** START OF ENTRIES PROVIDED **

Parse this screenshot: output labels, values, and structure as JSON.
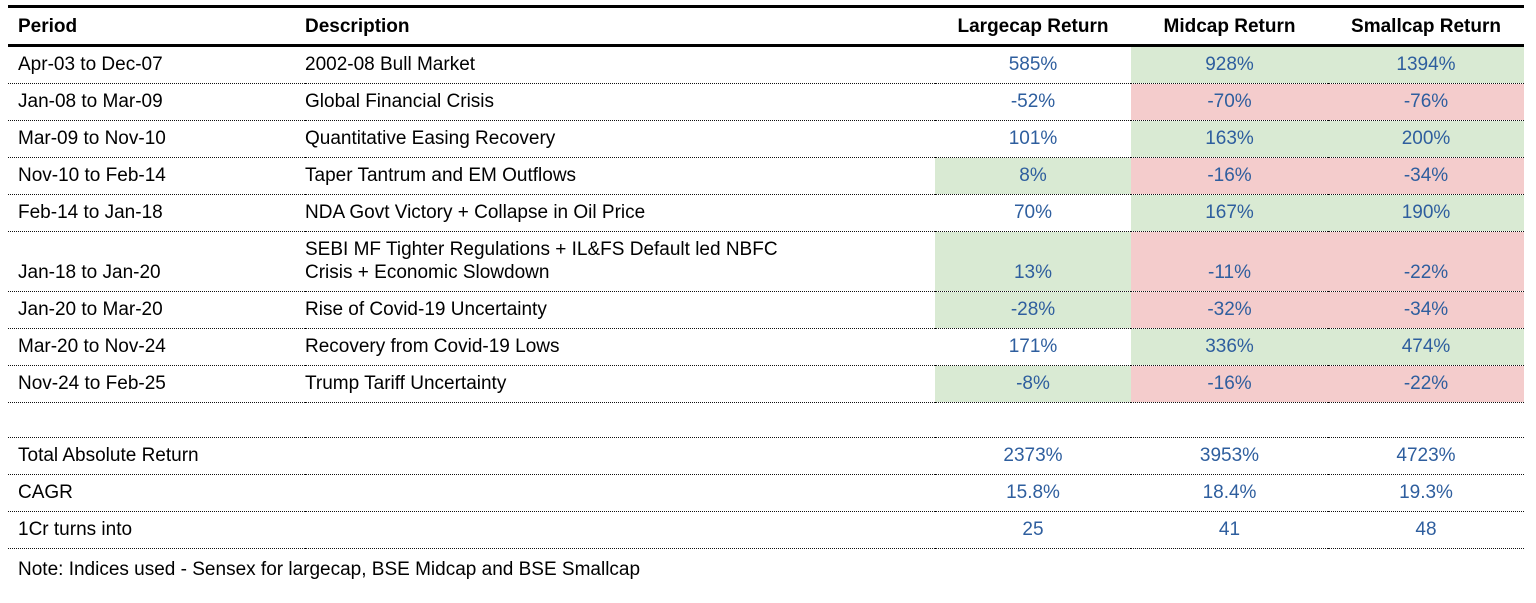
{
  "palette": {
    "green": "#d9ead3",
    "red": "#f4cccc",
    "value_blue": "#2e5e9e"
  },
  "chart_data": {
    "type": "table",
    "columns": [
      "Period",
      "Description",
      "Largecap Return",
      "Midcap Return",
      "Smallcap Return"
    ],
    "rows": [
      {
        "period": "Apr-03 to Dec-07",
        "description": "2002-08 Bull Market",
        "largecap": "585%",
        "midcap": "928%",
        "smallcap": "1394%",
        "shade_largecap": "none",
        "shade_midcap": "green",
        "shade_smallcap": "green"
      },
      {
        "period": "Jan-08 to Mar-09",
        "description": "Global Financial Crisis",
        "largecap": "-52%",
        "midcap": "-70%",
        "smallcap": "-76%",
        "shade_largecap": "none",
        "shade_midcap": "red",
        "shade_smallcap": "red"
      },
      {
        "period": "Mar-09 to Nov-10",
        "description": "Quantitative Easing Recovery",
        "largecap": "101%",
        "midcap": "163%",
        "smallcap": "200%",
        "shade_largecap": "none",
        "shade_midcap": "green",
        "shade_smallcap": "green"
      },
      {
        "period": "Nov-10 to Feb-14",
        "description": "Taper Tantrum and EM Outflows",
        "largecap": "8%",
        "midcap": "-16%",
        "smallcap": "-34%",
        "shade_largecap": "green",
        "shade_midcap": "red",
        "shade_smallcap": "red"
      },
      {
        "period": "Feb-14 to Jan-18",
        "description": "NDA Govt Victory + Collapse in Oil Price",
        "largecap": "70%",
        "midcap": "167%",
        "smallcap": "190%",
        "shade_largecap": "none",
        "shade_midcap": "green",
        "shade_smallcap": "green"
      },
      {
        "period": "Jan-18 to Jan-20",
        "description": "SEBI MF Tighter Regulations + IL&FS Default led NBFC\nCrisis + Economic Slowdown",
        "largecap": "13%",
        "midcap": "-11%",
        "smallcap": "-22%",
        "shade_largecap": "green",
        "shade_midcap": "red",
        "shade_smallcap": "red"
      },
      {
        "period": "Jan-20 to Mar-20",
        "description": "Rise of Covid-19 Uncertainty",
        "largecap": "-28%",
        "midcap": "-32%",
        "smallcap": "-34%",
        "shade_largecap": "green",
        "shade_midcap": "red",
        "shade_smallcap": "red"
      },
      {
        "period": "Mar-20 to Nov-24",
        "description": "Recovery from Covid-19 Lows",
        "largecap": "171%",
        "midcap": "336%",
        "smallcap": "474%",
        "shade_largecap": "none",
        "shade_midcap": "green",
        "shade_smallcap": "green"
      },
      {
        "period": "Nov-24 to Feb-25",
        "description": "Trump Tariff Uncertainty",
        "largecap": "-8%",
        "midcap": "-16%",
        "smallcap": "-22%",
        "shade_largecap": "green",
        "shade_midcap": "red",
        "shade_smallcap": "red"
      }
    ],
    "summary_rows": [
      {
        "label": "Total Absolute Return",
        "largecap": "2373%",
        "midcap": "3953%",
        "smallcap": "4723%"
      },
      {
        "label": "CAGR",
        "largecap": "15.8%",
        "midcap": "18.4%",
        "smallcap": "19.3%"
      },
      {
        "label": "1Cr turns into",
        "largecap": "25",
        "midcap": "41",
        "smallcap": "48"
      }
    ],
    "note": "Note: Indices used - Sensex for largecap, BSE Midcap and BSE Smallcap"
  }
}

** END OF ENTRIES PROVIDED **

◆ WORK REQUIRED:
Check each line of the records for "Return" and copy the ones that contain it.

◆ IN RESPONSE:
      "Largecap Return",
      "Midcap Return",
      "Smallcap Return"
        "label": "Total Absolute Return",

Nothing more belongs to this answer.